The task
Extract the lines that hold the string "xxvii".

Exercise materials
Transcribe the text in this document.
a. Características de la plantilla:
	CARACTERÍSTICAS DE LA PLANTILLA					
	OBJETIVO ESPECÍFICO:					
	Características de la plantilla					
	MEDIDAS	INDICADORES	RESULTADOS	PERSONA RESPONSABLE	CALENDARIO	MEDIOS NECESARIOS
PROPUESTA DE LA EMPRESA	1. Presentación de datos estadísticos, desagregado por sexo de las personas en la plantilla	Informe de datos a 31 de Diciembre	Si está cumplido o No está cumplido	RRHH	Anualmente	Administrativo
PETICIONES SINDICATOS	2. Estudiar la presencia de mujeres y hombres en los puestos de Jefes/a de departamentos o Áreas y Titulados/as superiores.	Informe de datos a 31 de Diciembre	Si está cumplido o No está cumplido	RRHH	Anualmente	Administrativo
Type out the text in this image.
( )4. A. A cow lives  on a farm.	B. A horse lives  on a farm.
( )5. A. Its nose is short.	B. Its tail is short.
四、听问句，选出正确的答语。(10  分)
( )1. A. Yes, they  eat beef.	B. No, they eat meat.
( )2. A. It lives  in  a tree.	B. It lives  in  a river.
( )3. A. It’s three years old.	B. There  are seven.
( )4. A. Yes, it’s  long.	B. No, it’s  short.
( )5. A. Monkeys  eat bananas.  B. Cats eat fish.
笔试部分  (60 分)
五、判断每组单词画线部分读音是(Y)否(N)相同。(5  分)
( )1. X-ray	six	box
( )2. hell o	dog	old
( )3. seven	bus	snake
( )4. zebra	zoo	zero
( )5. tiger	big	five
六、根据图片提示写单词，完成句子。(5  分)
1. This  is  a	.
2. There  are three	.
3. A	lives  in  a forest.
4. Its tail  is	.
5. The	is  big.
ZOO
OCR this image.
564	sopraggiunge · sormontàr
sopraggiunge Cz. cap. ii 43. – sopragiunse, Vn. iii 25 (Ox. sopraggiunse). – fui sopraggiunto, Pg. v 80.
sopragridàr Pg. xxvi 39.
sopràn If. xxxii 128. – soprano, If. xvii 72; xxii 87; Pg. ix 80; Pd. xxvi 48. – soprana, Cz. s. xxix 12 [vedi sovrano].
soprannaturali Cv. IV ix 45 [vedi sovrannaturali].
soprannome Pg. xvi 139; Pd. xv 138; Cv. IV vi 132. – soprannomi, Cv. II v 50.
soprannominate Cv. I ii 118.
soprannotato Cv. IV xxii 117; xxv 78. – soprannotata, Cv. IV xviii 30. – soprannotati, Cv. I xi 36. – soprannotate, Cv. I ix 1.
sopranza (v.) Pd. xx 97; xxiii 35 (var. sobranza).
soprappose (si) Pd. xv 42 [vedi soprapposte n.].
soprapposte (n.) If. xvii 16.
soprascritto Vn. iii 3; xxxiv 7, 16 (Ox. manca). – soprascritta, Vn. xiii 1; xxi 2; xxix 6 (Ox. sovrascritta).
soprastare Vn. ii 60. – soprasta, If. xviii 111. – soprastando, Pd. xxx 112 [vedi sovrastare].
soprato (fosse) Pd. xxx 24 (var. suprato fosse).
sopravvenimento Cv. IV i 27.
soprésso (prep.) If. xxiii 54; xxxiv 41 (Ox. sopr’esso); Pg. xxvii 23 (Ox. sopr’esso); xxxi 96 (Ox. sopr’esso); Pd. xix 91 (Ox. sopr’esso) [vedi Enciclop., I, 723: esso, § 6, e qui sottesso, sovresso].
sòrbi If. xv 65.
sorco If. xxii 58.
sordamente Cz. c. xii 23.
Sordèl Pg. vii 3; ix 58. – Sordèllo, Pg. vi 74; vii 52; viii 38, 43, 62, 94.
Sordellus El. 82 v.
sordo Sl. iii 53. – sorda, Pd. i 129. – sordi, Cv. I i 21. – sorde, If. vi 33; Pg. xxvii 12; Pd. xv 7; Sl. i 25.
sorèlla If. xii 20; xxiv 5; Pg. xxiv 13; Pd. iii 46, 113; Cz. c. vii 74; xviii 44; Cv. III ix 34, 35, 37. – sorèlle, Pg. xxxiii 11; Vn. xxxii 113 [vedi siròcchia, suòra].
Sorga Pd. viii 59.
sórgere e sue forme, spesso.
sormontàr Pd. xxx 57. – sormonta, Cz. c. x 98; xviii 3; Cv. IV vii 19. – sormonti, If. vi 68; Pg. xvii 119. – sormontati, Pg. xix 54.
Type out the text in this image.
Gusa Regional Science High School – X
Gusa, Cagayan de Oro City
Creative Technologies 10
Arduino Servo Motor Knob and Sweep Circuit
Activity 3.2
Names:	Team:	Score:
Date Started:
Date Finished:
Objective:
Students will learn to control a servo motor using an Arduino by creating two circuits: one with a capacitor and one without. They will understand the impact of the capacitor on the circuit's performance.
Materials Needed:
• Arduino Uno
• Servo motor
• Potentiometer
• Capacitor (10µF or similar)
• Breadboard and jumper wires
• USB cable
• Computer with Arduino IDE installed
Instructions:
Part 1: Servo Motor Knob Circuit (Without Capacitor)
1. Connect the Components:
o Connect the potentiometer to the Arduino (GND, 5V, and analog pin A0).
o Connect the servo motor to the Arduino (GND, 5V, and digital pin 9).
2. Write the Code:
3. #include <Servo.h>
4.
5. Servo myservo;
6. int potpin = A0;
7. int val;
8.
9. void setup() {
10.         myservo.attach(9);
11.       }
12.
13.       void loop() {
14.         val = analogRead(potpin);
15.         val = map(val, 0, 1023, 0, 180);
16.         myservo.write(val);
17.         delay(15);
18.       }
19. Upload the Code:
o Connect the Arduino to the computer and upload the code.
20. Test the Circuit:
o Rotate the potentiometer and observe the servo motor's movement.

Exercise response
soprésso (prep.) If. xxiii 54; xxxiv 41 (Ox. sopr’esso); Pg. xxvii 23 (Ox. sopr’esso); xxxi 96 (Ox. sopr’esso); Pd. xix 91 (Ox. sopr’esso) [vedi Enciclop., I, 723: esso, § 6, e qui sottesso, sovresso].
sordo Sl. iii 53. – sorda, Pd. i 129. – sordi, Cv. I i 21. – sorde, If. vi 33; Pg. xxvii 12; Pd. xv 7; Sl. i 25.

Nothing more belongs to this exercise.